» Written request: Reproduce each line from the records that holds "marker".

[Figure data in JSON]
>> Begin

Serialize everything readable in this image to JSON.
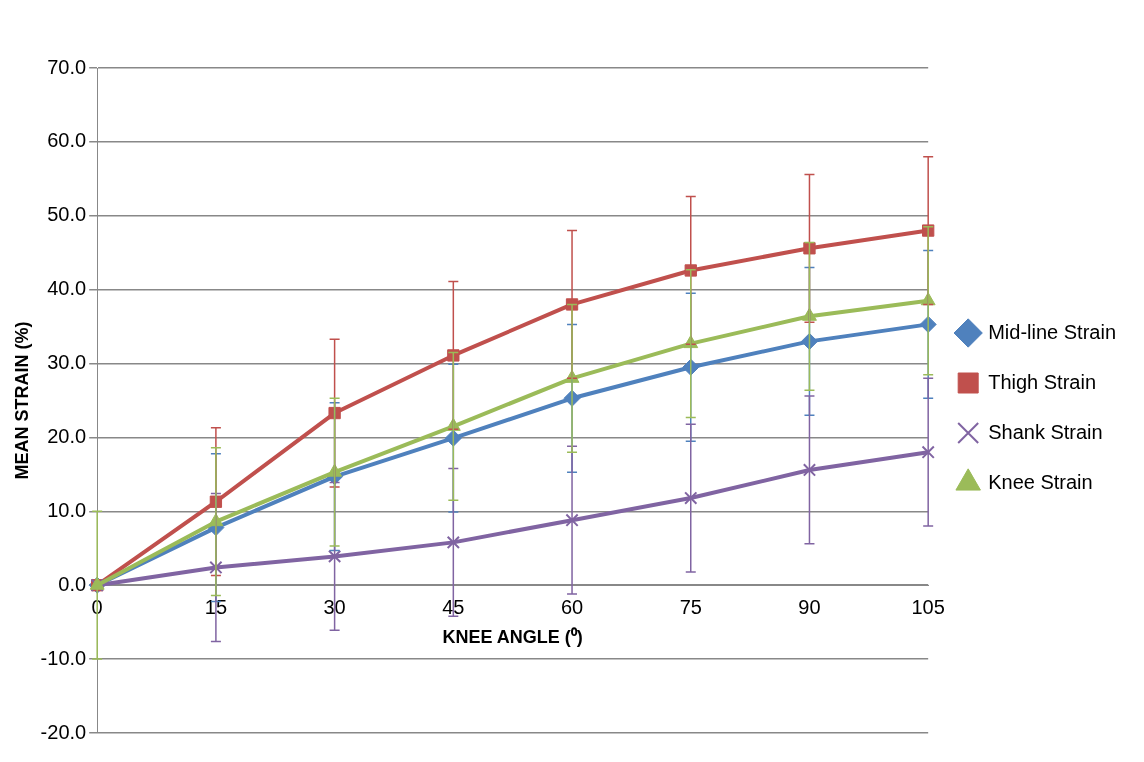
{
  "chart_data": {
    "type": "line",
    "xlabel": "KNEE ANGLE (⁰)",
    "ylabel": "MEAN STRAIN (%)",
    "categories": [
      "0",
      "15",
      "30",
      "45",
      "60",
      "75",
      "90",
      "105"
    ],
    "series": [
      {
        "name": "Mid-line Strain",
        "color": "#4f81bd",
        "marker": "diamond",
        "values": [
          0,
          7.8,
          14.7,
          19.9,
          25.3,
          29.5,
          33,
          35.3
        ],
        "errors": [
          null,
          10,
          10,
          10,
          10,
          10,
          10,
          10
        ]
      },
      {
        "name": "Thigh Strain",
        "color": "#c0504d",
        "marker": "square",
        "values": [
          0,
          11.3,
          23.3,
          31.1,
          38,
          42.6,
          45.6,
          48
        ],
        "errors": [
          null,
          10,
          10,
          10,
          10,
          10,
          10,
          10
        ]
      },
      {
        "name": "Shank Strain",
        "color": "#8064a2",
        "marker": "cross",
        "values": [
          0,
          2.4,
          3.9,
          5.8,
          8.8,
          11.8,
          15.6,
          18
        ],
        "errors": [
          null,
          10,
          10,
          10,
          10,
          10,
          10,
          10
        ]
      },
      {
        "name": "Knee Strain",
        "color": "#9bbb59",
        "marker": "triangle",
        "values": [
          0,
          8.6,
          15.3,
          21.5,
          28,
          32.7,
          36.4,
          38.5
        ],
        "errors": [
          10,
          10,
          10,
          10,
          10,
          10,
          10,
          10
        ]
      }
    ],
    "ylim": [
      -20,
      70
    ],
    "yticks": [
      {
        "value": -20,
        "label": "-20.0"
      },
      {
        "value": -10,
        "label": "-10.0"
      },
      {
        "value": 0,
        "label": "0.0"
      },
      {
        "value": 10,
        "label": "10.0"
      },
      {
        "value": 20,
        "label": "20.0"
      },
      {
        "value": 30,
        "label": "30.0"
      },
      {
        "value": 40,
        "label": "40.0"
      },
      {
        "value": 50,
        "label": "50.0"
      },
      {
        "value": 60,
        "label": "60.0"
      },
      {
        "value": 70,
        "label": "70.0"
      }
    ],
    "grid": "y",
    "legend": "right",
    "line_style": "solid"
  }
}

>> End
>> Begin

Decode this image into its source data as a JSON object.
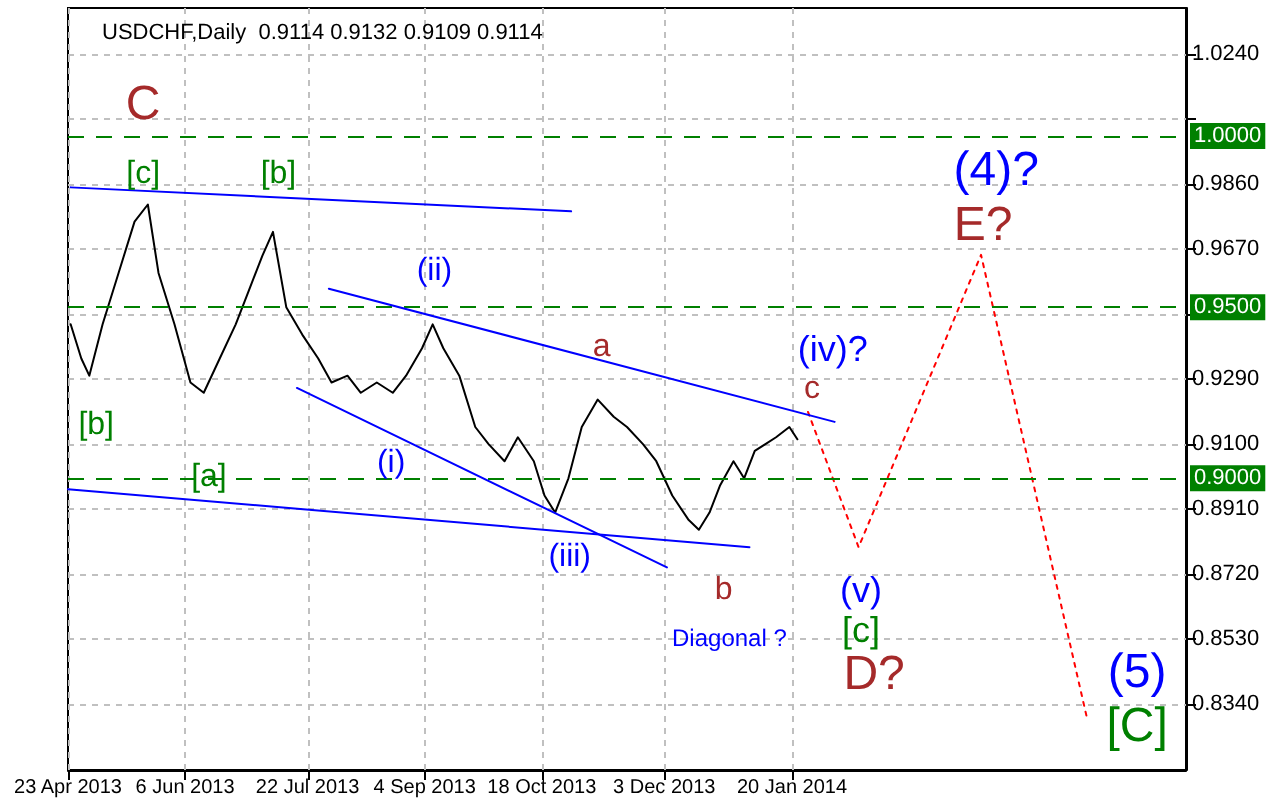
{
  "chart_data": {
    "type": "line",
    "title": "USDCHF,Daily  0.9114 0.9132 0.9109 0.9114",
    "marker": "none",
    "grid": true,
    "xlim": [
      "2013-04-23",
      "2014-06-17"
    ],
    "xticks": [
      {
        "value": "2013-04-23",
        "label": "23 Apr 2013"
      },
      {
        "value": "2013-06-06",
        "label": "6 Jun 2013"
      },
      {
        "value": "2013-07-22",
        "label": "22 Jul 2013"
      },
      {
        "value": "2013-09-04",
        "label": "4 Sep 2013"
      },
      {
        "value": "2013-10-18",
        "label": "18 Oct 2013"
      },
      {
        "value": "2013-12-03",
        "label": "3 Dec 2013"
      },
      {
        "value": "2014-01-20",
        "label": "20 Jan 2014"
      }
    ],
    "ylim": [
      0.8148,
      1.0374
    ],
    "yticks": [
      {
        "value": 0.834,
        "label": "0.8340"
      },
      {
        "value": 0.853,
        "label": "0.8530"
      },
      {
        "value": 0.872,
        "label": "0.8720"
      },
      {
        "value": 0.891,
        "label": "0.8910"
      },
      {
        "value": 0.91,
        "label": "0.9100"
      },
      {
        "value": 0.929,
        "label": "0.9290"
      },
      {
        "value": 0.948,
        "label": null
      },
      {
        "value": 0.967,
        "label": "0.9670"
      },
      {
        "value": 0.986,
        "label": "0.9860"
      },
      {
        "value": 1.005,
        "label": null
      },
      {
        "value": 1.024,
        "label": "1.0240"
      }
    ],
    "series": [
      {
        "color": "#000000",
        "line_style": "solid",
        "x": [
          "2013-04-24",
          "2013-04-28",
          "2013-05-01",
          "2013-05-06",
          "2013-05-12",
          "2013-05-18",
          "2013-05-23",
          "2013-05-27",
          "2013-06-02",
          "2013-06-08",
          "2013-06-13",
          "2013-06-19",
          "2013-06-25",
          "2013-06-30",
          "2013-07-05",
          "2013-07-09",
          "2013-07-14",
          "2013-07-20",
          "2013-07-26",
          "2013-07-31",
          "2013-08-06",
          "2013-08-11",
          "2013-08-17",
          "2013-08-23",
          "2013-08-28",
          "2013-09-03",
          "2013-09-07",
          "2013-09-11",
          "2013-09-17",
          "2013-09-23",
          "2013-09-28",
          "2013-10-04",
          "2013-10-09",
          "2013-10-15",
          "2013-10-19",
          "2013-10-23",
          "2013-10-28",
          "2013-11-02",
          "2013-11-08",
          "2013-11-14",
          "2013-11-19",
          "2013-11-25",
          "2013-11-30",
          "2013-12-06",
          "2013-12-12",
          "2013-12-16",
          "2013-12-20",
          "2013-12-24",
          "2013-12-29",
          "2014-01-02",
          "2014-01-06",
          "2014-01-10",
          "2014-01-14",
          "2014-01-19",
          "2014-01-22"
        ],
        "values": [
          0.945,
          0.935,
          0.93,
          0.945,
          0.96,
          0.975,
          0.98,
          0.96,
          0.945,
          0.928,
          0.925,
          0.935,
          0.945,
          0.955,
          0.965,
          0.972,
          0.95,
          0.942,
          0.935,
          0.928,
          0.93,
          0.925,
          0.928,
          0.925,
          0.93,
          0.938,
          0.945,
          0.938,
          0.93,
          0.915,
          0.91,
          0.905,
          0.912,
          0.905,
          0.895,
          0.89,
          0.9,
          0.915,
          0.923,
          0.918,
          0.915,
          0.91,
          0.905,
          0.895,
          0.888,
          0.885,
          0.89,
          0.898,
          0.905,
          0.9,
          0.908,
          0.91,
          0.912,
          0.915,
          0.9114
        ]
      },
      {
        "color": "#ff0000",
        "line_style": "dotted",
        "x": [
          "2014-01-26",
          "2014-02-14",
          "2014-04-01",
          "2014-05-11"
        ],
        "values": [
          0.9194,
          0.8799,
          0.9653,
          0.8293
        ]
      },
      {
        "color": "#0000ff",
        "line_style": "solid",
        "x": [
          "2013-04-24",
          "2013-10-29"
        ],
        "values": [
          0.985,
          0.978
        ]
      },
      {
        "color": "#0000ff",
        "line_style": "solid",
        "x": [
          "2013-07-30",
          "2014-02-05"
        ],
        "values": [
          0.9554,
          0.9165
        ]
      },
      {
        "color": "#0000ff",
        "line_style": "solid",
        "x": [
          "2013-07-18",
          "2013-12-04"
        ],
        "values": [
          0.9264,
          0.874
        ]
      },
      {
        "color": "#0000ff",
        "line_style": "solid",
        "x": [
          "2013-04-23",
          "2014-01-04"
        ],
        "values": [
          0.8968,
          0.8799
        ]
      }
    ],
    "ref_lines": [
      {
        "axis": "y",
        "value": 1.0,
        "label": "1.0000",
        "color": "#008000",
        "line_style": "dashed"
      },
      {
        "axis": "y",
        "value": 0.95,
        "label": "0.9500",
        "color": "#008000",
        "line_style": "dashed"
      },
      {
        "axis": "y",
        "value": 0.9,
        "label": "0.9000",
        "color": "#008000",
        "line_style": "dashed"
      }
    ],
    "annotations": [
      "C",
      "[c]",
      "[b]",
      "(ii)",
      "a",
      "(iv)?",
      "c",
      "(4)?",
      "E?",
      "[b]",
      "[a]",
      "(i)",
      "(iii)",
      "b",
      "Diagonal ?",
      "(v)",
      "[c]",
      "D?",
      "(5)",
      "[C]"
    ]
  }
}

>> End

» Output:
        "marker": "diamond",
        "marker": "square",
        "marker": "cross",
        "marker": "triangle",
    "marker": "none",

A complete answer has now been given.